Spot each line that carries the word "Regional"; copy those lines.
** begin **
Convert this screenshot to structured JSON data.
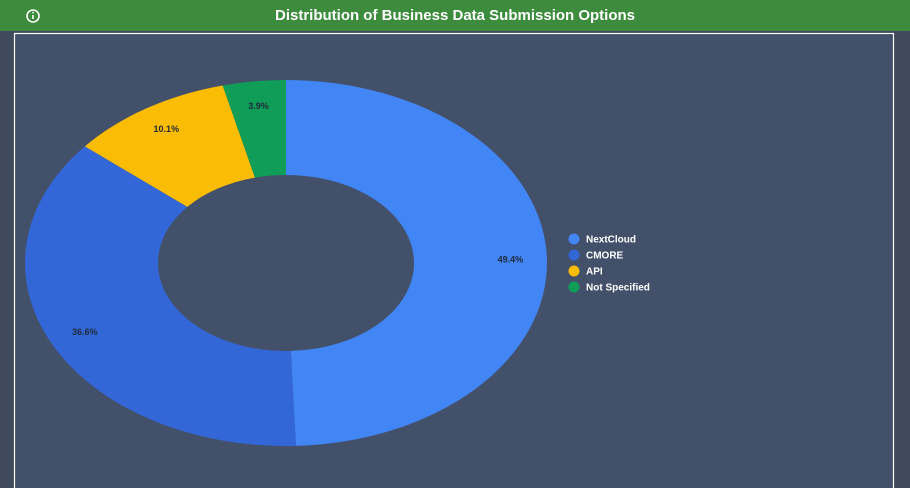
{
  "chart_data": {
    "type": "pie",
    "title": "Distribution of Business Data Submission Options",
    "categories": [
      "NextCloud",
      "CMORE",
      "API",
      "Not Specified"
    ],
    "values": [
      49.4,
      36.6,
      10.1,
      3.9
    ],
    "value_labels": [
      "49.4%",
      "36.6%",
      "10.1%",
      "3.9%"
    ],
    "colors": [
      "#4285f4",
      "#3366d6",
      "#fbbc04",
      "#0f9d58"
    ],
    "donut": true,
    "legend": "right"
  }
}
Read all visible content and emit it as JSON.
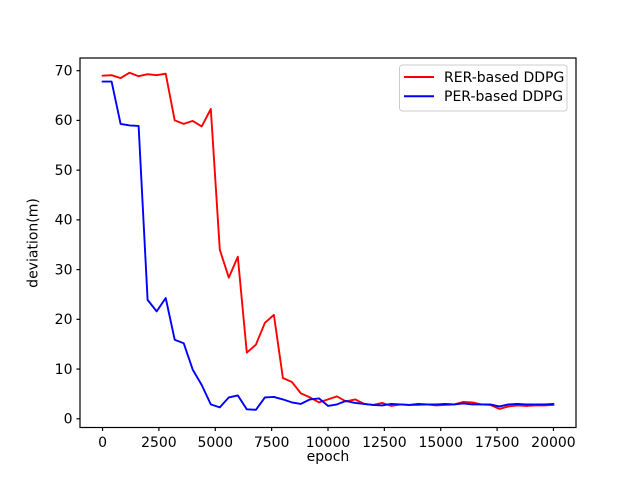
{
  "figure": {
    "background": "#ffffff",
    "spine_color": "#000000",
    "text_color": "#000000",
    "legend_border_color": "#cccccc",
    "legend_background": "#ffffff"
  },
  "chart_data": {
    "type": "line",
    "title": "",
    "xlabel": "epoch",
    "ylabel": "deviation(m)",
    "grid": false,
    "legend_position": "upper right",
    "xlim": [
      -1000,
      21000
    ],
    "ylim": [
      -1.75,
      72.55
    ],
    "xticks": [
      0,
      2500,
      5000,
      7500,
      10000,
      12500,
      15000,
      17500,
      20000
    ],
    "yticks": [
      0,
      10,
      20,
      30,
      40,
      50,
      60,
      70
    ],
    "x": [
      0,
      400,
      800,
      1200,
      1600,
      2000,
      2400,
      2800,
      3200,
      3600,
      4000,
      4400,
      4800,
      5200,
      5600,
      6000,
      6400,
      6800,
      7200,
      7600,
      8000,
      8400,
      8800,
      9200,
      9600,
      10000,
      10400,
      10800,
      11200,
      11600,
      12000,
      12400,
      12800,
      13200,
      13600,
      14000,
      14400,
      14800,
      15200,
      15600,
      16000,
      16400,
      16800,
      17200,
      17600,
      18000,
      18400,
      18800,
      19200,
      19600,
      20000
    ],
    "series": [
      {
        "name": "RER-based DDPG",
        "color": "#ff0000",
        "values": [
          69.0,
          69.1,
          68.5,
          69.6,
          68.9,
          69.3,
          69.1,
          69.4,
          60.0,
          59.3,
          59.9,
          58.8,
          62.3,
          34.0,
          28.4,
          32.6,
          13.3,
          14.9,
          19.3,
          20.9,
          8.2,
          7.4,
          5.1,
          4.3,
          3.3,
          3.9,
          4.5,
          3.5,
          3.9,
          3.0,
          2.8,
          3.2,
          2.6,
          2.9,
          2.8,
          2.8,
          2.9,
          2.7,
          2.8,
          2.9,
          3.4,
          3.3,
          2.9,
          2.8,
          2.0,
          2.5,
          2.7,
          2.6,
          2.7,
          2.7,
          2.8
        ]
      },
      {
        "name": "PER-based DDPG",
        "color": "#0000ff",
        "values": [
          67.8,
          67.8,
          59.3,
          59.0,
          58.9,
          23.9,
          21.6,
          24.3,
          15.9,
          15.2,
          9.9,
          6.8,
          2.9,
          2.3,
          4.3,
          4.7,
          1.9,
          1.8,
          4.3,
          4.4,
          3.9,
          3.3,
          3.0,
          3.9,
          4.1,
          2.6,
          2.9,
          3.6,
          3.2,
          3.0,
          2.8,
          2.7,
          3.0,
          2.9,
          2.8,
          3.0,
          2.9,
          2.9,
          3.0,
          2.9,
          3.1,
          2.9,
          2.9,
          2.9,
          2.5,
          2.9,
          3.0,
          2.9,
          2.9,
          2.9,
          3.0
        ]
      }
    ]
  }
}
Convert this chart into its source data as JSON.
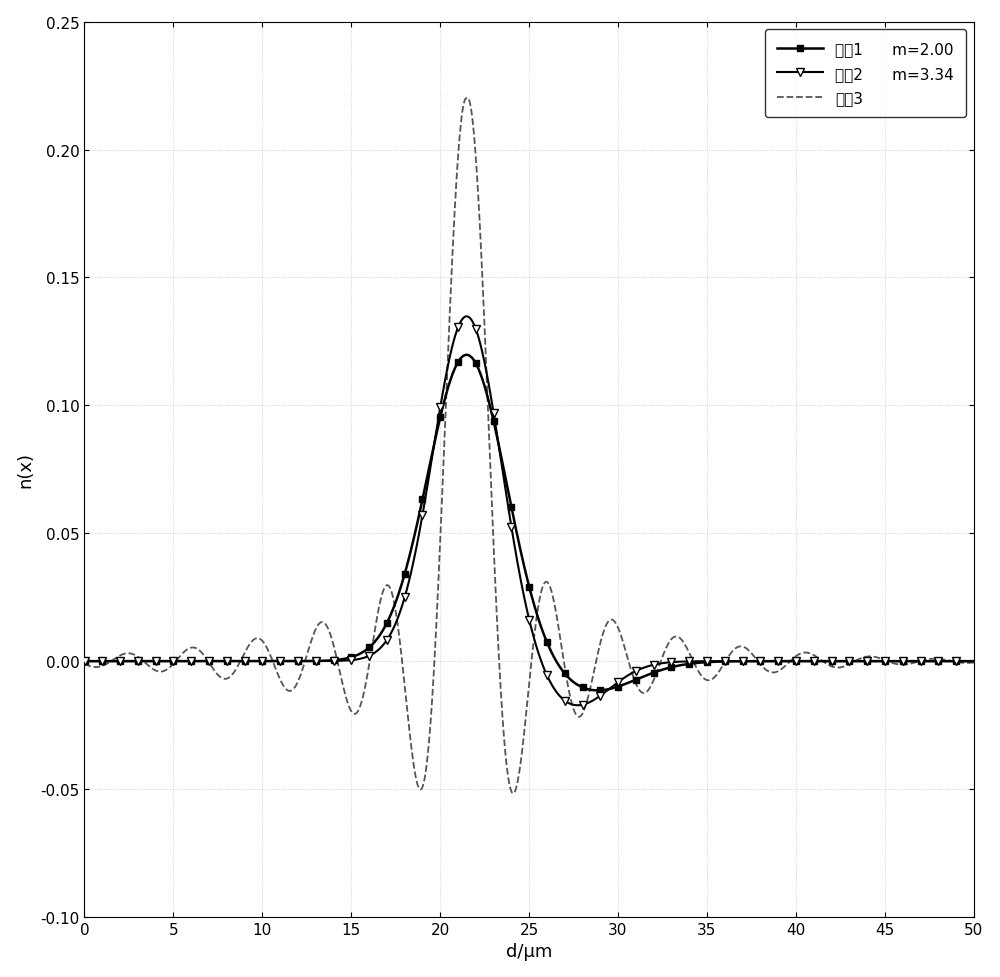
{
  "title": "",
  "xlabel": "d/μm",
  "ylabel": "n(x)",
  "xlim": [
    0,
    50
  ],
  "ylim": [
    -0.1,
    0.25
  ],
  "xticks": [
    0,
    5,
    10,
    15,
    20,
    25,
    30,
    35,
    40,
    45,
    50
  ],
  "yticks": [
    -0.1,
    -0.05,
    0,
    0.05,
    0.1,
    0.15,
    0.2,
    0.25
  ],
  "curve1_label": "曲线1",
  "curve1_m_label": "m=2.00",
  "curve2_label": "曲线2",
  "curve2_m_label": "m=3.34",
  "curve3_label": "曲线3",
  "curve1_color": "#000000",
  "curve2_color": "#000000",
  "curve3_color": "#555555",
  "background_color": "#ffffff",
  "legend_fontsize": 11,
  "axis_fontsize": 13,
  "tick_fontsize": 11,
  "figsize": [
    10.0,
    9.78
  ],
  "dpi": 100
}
** end **
** begin **
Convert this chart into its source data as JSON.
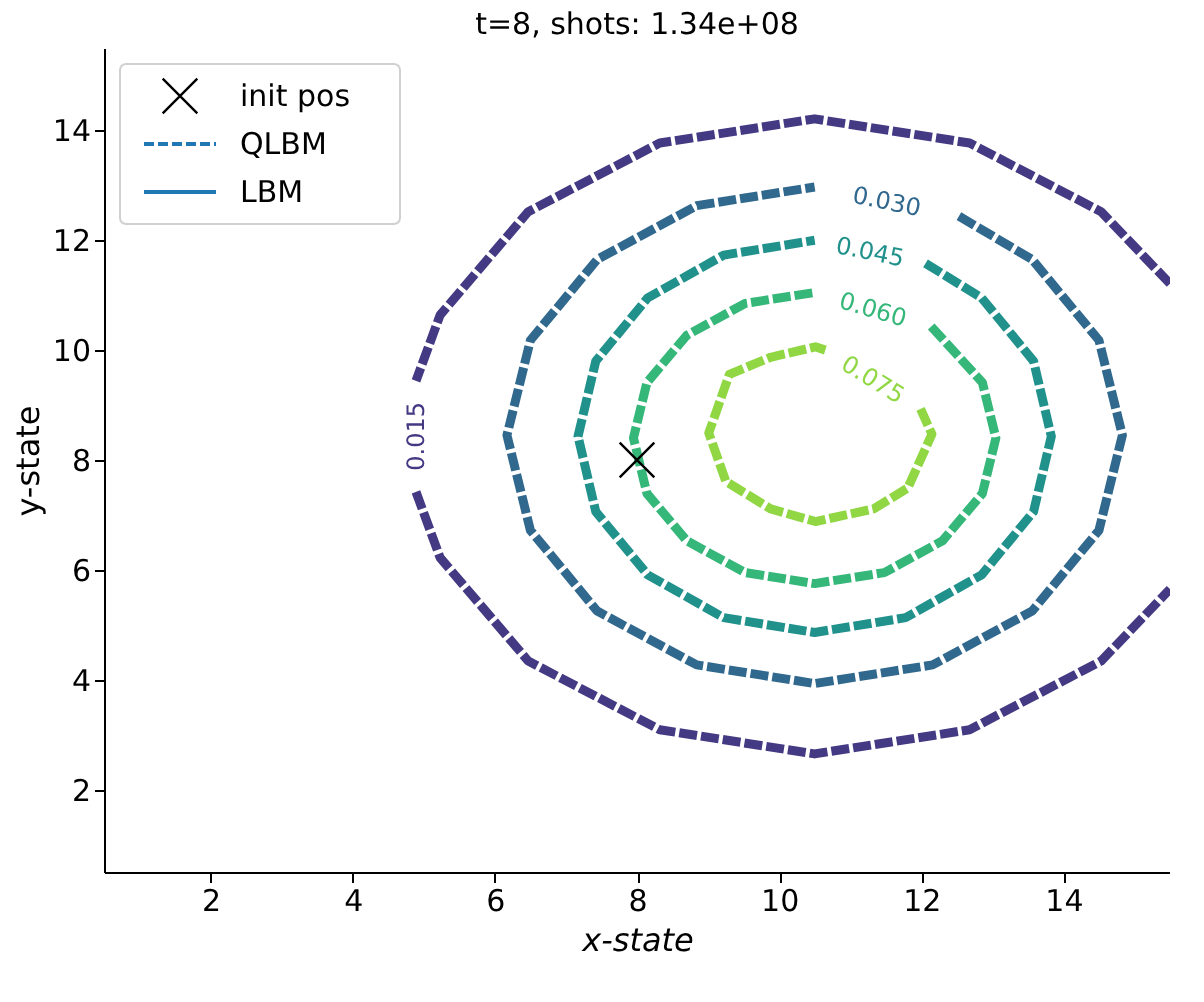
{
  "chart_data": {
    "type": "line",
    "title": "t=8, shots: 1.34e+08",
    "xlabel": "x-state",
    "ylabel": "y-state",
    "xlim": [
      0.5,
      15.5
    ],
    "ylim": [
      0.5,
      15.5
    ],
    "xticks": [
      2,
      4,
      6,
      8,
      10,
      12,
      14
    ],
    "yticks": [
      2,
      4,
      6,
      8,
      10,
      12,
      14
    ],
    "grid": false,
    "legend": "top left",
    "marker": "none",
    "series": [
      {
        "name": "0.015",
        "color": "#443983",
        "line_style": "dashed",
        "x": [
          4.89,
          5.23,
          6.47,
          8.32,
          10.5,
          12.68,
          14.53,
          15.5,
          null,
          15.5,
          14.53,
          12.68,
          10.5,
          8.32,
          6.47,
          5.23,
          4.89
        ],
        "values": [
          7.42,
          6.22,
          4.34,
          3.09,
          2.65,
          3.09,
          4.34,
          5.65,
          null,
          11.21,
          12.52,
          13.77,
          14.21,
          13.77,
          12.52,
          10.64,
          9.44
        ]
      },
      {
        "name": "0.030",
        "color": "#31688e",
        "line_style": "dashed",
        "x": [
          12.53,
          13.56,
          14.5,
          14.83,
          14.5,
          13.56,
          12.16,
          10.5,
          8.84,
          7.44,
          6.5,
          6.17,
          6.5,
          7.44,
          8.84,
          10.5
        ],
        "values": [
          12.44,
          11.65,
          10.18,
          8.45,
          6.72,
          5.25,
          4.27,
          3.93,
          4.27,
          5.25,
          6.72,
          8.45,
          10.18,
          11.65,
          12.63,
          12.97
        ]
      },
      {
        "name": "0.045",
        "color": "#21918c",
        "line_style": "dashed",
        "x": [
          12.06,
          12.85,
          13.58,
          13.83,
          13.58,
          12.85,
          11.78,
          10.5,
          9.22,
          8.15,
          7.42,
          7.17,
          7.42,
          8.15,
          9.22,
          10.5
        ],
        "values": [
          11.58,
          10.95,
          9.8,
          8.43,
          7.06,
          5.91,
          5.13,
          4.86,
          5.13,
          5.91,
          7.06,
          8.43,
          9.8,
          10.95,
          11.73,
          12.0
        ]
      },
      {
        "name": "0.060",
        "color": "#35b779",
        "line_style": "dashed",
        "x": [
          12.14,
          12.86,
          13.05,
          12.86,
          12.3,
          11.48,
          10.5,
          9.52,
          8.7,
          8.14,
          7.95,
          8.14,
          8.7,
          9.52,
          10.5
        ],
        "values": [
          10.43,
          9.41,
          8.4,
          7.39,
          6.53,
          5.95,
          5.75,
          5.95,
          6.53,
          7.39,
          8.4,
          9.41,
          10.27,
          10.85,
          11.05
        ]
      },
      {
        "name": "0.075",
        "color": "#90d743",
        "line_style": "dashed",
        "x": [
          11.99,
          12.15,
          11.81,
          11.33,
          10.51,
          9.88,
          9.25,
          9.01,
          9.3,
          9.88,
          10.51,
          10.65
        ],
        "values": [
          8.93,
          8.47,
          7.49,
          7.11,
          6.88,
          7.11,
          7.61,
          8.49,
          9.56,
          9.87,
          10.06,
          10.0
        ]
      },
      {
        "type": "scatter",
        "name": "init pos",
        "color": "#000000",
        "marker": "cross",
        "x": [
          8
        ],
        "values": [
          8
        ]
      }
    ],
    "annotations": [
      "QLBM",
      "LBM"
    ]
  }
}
** end **
** begin **
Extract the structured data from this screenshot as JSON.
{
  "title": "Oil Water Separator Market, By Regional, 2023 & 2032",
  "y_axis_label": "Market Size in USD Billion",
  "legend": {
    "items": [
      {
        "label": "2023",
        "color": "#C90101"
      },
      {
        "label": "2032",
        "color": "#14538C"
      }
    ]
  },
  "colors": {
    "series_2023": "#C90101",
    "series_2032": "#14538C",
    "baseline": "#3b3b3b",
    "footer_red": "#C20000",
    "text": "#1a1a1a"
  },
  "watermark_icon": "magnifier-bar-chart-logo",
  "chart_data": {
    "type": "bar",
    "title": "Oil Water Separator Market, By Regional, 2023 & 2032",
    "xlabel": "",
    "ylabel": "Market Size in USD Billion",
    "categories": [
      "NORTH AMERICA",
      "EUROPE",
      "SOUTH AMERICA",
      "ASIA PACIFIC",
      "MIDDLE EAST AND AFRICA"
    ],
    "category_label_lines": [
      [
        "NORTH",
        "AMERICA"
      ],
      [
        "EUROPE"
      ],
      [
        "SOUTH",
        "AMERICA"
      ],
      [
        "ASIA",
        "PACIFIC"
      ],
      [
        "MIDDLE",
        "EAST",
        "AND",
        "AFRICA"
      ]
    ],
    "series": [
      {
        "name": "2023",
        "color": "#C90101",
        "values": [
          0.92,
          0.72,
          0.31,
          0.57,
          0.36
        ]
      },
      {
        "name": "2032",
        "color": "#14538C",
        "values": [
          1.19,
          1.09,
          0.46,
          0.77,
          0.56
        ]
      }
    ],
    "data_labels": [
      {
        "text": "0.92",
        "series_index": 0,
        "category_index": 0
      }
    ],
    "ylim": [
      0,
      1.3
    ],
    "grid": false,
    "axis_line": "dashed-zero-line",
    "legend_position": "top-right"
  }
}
** end **
> [OUTPUT]
  "title": "Oil Water Separator Market, By Regional, 2023 & 2032",
    "title": "Oil Water Separator Market, By Regional, 2023 & 2032",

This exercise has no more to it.